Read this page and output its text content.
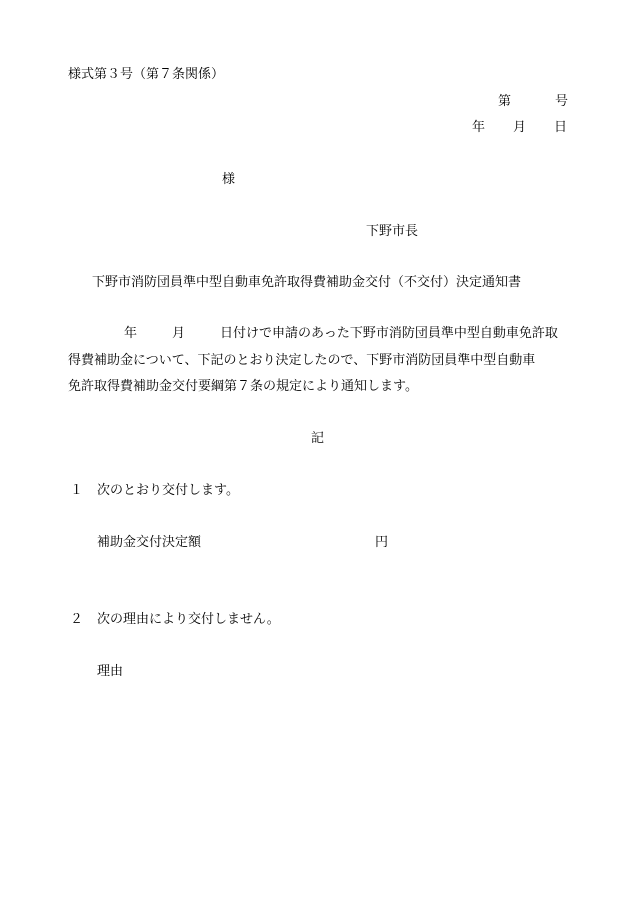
様式第３号（第７条関係）
第	号
年 月 日
様
下野市長
下野市消防団員準中型自動車免許取得費補助金交付（不交付）決定通知書
年	月	日付けで申請のあった下野市消防団員準中型自動車免許取
得費補助金について、下記のとおり決定したので、下野市消防団員準中型自動車
免許取得費補助金交付要綱第７条の規定により通知します。
記
１ 次のとおり交付します。
補助金交付決定額	円
２ 次の理由により交付しません。
理由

## Your task
Leave out the pictures and reproduce the rest of the listing exactly.

## Correct response
Read this page and output its text content.
様式第３号（第７条関係）
第	号
年 月 日
様
下野市長
下野市消防団員準中型自動車免許取得費補助金交付（不交付）決定通知書
年	月	日付けで申請のあった下野市消防団員準中型自動車免許取
得費補助金について、下記のとおり決定したので、下野市消防団員準中型自動車
免許取得費補助金交付要綱第７条の規定により通知します。
記
１ 次のとおり交付します。
補助金交付決定額	円
２ 次の理由により交付しません。
理由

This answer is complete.